Given instruction ->
Reproduce the lines below unchanged, from the line containing "339, 595, 363]" through the line containing "289, 119, 601]".

====================

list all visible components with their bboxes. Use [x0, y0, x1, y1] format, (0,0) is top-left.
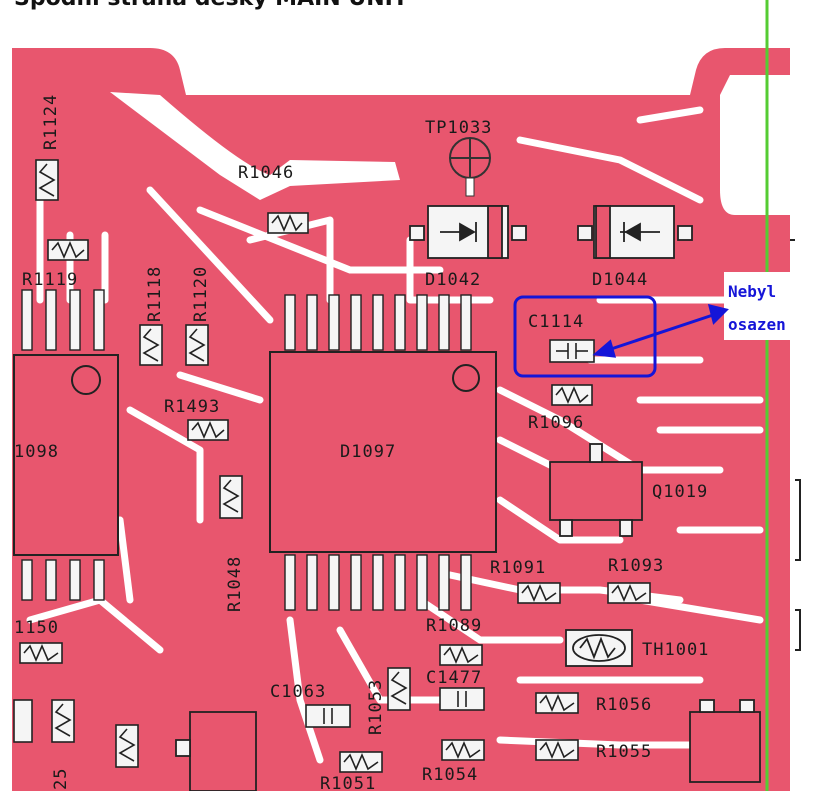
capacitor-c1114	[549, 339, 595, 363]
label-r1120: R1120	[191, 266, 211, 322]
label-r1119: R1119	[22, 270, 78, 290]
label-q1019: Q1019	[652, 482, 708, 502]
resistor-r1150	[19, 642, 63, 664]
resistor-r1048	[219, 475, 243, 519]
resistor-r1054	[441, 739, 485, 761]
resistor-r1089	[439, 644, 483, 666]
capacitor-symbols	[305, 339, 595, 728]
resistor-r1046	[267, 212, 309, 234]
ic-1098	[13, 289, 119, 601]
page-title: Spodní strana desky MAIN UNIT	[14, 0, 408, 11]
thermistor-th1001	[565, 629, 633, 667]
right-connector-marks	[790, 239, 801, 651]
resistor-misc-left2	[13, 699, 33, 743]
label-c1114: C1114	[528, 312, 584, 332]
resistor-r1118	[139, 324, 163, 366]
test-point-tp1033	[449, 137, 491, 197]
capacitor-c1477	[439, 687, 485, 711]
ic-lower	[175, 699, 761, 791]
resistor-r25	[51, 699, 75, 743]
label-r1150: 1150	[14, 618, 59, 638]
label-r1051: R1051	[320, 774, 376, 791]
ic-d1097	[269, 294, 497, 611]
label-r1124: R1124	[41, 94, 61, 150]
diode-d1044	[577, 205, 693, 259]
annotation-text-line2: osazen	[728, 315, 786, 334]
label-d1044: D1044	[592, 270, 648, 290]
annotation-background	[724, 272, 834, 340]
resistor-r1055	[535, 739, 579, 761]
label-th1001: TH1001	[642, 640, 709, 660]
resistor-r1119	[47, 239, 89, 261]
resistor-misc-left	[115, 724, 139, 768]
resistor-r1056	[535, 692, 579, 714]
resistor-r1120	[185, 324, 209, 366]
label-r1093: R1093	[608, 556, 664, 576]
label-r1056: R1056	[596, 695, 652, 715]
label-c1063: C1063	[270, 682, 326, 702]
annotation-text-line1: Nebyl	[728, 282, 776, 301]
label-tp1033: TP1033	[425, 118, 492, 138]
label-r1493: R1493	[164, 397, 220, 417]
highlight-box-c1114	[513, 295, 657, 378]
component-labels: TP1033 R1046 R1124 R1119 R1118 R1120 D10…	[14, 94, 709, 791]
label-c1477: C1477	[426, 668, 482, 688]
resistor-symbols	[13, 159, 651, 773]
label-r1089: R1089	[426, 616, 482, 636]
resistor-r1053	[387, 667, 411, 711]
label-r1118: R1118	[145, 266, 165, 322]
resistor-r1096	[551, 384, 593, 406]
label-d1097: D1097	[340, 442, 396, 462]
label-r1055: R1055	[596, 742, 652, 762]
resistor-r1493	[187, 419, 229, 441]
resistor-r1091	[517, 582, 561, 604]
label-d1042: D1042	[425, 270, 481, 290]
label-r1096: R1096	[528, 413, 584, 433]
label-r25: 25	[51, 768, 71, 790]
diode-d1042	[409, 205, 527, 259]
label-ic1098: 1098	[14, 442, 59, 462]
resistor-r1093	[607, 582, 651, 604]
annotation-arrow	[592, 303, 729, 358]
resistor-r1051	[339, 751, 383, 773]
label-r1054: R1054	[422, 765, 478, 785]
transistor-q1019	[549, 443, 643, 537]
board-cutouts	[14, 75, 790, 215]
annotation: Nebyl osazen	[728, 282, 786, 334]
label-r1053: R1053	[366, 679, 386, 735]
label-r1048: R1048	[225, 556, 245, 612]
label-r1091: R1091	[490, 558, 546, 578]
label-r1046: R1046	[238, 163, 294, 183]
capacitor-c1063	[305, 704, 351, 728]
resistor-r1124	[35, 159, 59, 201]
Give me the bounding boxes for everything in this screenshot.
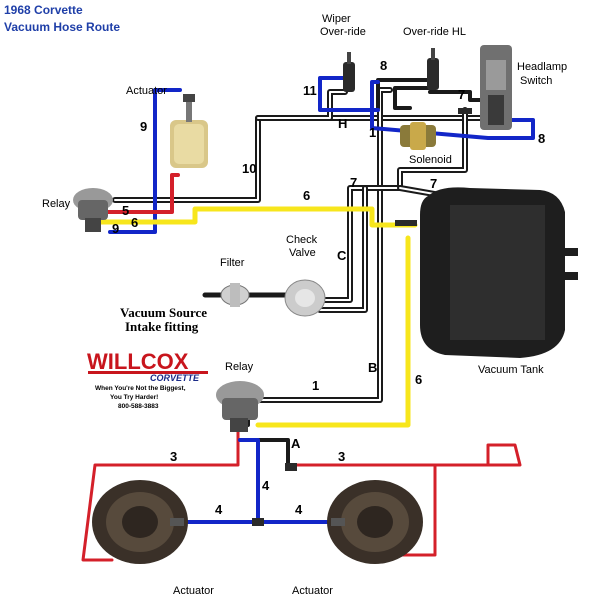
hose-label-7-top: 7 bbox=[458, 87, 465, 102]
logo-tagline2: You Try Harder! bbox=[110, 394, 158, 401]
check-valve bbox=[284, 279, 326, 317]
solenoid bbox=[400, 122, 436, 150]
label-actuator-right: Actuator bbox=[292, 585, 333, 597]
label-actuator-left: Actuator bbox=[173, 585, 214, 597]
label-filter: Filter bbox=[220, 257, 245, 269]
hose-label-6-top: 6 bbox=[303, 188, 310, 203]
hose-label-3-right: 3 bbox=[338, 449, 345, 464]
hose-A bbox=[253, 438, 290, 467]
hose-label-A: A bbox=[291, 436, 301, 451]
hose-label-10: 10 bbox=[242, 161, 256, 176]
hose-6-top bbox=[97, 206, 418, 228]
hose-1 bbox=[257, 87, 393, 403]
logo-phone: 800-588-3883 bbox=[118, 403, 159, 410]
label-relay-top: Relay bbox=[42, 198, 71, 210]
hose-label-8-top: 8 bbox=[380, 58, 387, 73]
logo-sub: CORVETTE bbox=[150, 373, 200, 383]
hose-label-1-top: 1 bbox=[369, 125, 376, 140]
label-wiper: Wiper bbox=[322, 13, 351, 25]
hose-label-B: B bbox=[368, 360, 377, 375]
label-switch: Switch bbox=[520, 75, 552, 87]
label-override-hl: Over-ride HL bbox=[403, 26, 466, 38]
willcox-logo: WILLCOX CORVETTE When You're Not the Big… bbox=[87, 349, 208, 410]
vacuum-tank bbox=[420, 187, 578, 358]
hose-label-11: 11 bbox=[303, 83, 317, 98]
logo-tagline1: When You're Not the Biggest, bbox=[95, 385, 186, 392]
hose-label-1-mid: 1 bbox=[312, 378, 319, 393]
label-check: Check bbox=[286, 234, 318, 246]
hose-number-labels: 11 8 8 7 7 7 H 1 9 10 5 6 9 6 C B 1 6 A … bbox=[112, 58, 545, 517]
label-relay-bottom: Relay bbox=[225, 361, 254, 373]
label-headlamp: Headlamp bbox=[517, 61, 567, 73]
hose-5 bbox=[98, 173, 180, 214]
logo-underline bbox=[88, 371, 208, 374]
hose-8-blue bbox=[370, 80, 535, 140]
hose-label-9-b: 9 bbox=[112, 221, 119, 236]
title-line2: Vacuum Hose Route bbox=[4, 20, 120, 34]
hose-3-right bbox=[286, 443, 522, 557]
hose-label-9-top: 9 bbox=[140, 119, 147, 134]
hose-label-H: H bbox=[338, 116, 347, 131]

====================

Written response ->
capacitor-c1114	[549, 339, 595, 363]
label-r1120: R1120	[191, 266, 211, 322]
label-r1119: R1119	[22, 270, 78, 290]
label-q1019: Q1019	[652, 482, 708, 502]
resistor-r1150	[19, 642, 63, 664]
resistor-r1048	[219, 475, 243, 519]
resistor-r1054	[441, 739, 485, 761]
resistor-r1089	[439, 644, 483, 666]
capacitor-symbols	[305, 339, 595, 728]
resistor-r1046	[267, 212, 309, 234]
ic-1098	[13, 289, 119, 601]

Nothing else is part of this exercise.